Goal of the exercise | Among the entries below, count the lines where the string "well" occurs, and give only the number.

(Figure record listings)
________

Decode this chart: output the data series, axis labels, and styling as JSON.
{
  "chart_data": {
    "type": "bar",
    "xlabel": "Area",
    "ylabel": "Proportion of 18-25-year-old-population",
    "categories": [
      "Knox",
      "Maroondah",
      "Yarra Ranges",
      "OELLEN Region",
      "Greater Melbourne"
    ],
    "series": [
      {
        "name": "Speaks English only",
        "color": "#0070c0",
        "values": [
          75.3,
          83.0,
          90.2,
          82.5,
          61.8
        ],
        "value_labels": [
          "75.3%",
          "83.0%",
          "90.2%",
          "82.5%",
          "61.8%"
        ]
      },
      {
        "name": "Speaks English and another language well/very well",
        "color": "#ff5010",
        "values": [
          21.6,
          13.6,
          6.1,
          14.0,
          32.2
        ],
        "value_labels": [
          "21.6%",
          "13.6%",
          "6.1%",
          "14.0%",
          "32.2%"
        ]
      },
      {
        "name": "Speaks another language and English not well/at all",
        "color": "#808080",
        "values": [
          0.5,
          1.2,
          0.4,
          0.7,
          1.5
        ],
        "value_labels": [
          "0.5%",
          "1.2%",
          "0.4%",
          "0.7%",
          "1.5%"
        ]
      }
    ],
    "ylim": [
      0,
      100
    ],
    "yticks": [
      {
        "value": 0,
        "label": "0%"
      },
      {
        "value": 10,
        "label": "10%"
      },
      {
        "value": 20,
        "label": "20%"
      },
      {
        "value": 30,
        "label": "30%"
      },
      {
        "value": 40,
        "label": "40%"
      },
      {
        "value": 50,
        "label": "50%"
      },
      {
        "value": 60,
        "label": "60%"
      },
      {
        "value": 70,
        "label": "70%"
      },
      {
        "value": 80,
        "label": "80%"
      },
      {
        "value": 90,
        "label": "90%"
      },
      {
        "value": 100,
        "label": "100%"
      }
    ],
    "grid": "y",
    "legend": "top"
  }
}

________

Exercise answer | 2